====== DATA SHOWN ======

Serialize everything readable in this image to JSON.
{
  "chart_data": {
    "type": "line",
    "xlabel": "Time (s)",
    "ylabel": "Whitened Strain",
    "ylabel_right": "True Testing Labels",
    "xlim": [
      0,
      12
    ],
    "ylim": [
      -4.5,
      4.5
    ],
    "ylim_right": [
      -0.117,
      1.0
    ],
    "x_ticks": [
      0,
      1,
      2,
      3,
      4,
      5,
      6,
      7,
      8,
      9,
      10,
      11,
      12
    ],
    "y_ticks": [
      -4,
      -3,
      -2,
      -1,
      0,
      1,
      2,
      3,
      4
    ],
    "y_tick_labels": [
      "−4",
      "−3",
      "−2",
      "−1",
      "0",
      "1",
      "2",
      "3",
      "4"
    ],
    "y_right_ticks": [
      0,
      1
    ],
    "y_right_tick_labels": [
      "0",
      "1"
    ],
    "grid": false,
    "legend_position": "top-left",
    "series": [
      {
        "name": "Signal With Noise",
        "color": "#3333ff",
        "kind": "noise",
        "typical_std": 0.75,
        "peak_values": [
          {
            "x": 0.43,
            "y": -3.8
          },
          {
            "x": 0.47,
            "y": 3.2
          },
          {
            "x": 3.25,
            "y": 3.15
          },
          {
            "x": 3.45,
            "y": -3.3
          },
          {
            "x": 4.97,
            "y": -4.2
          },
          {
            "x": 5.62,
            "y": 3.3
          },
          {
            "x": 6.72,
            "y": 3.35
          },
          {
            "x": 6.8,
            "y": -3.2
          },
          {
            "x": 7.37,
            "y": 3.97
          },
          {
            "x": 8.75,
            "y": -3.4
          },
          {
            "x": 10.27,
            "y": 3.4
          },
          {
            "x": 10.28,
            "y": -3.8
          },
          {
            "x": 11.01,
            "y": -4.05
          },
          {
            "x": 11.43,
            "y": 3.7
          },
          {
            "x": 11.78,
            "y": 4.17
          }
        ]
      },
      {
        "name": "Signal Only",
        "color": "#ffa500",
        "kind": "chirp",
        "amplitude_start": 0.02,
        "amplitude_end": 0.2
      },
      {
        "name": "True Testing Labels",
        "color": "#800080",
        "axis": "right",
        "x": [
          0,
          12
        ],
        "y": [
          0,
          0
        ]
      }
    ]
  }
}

======
====== DATA SHOWN ======

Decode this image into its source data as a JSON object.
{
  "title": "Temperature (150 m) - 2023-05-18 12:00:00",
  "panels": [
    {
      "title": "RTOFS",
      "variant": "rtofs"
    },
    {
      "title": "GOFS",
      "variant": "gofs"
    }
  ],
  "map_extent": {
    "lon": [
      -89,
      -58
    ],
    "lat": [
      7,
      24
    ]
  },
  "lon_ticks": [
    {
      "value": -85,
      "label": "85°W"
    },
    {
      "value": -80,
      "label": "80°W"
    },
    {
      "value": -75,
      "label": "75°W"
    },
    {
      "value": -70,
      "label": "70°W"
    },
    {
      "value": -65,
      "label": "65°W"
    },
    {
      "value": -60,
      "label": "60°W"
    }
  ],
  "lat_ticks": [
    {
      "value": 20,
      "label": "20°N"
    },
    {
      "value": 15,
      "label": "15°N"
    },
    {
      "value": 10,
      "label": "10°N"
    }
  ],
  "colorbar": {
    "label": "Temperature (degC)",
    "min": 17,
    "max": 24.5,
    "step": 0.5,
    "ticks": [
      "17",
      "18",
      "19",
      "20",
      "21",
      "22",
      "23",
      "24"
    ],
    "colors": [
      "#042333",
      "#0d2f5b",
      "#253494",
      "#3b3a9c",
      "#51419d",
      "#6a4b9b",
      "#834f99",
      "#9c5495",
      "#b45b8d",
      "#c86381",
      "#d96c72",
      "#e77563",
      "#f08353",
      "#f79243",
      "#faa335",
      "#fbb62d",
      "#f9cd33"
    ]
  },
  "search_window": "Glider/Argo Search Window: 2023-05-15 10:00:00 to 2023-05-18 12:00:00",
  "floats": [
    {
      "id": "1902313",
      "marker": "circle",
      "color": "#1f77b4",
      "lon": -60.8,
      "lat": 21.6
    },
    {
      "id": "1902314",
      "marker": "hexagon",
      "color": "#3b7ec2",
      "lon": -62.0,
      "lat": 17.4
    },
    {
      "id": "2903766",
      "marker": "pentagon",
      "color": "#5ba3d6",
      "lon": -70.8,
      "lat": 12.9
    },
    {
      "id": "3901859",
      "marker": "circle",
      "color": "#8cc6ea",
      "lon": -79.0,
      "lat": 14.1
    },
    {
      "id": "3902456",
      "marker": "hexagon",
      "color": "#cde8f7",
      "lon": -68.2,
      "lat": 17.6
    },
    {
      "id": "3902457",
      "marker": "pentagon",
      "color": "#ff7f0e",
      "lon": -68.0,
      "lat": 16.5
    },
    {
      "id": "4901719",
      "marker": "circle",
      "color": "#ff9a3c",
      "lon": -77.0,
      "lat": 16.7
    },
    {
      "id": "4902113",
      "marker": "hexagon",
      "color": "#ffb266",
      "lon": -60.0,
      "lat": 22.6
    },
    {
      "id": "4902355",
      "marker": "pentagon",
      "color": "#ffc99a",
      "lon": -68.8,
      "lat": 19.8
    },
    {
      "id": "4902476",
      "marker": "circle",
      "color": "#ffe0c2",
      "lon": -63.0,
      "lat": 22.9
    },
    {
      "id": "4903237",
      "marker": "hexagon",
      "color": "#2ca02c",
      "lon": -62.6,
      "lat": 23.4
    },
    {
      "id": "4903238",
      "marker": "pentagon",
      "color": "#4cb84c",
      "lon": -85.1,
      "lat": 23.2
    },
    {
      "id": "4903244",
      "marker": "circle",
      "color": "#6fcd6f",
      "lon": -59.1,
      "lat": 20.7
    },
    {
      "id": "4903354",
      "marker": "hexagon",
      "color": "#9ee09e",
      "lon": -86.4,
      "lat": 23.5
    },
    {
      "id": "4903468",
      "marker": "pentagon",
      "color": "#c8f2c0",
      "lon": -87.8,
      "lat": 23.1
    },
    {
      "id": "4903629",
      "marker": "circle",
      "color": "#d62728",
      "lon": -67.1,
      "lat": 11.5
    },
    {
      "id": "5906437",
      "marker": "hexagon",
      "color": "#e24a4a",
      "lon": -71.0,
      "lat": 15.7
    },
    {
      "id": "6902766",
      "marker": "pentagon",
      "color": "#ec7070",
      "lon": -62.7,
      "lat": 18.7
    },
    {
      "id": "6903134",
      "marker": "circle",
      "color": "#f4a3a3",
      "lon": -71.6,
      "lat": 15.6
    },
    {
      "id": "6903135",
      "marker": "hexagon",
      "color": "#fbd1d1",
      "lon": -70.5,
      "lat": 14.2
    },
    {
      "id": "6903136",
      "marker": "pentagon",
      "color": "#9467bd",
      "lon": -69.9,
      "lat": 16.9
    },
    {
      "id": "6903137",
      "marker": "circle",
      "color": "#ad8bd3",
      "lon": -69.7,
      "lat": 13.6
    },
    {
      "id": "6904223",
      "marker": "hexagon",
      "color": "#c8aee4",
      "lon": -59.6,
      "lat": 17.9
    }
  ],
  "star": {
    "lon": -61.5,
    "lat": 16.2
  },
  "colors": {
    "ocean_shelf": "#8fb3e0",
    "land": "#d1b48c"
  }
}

======

- TASK DETAILS
Write out every line of the entries that holds the word "Temperature".

- CORRECT ANSWER
  "title": "Temperature (150 m) - 2023-05-18 12:00:00",
    "label": "Temperature (degC)",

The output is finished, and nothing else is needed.